(Exercise description): Look through the records that follow. Copy every line containing the word "publications".

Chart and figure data
^^^^^^^^^^^^^^^^

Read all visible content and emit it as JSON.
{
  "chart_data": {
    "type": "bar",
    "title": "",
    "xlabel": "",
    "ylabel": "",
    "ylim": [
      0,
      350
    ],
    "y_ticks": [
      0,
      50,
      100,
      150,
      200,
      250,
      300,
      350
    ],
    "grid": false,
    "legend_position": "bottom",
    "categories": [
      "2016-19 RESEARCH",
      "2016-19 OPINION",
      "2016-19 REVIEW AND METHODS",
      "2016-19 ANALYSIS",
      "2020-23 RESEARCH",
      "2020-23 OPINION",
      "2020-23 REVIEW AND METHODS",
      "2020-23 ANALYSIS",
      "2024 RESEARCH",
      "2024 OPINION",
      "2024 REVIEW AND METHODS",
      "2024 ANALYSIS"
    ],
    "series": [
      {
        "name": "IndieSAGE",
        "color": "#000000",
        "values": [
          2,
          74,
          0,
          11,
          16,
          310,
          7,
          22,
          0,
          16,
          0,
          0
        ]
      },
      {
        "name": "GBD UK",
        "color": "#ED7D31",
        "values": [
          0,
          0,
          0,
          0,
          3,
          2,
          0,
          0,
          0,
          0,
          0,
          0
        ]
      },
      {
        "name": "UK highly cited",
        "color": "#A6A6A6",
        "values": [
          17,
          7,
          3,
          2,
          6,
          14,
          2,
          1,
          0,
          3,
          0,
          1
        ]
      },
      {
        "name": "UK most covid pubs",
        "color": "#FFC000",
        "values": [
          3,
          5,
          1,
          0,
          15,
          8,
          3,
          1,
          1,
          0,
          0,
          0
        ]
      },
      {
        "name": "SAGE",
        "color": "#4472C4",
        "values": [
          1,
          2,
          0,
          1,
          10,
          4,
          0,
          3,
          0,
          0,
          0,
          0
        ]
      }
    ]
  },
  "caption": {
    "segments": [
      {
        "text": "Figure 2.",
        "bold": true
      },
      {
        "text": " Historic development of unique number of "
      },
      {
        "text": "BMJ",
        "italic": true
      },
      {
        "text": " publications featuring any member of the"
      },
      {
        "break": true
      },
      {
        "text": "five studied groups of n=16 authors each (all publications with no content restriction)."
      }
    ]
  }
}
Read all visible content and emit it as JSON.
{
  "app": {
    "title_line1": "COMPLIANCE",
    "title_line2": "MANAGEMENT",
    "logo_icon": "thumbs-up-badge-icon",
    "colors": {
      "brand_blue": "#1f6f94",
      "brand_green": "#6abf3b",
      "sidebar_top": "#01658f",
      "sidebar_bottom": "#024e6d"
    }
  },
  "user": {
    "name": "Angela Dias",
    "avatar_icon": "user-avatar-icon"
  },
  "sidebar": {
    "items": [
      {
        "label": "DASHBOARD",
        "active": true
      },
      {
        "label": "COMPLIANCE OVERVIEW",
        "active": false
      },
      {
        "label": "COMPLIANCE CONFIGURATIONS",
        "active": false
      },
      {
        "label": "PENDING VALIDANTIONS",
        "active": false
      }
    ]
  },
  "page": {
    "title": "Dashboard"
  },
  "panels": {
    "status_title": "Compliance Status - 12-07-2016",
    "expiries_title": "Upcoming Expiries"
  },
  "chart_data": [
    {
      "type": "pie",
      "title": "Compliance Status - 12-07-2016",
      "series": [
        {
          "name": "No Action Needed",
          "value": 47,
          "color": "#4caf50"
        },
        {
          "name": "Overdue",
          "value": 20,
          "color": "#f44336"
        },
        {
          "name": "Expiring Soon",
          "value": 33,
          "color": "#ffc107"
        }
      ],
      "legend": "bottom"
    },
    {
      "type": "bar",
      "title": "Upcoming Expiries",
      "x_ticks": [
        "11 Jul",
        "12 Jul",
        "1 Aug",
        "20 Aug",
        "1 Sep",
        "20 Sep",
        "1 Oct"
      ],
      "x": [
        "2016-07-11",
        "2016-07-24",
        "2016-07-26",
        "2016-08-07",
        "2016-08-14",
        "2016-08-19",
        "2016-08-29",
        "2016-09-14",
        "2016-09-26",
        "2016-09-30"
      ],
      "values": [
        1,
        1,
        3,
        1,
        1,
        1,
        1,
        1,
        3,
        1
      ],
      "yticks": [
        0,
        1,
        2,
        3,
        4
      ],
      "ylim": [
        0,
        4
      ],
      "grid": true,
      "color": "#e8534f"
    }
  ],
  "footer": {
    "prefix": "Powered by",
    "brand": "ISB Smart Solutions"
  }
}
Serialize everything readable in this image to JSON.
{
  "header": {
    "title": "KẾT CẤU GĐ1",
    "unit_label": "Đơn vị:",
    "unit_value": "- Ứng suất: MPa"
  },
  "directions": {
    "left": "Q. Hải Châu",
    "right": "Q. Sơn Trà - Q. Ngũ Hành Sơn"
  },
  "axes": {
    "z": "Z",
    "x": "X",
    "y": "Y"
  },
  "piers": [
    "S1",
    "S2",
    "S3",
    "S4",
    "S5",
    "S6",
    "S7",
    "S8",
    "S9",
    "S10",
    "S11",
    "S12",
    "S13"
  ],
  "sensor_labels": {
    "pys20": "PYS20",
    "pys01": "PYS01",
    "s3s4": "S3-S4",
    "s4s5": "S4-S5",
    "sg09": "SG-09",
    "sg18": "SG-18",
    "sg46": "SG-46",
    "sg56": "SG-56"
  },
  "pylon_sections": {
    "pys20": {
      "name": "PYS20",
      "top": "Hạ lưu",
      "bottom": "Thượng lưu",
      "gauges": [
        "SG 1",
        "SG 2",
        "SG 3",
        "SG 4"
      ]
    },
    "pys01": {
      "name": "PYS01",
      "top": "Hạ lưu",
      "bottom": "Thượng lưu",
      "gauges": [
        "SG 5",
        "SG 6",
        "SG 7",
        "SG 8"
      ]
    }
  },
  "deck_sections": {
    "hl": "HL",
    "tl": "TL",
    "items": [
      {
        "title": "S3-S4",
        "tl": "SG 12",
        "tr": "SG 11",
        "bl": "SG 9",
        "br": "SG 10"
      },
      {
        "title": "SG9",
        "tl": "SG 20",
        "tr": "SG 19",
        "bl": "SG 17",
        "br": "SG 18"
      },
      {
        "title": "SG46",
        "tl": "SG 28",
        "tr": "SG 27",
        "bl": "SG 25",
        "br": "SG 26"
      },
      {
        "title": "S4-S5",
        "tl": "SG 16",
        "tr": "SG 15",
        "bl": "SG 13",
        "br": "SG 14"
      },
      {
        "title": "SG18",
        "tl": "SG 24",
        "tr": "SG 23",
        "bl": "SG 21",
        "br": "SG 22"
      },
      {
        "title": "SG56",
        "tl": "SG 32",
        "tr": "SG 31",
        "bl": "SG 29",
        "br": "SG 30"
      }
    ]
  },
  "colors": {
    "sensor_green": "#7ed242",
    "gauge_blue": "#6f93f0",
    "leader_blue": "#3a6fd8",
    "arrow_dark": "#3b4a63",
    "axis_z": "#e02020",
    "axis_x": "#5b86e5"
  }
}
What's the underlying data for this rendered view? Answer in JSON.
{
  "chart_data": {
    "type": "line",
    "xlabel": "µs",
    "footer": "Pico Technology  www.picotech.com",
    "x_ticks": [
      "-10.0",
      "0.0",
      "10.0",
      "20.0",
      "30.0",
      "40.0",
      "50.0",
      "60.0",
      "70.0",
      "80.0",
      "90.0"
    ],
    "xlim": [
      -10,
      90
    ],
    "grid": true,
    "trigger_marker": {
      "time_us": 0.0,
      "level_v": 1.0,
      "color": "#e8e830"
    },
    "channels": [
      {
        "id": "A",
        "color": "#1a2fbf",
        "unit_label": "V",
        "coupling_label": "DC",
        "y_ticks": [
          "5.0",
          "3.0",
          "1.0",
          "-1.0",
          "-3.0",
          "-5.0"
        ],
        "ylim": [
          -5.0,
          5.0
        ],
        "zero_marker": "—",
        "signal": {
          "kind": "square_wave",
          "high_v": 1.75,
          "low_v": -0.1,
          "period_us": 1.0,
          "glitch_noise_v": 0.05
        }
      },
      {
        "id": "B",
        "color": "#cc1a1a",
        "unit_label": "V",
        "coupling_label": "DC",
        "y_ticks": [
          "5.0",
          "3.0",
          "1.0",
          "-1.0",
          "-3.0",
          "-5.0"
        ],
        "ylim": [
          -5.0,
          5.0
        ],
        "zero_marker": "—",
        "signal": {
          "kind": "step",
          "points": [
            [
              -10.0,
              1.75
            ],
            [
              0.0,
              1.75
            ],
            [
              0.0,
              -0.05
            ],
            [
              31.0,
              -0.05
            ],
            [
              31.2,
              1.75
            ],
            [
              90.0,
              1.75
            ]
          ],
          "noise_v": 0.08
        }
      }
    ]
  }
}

^^^^^^^^^^^^^^^^

(Written response):
        "text": " publications featuring any member of the"
        "text": "five studied groups of n=16 authors each (all publications with no content restriction)."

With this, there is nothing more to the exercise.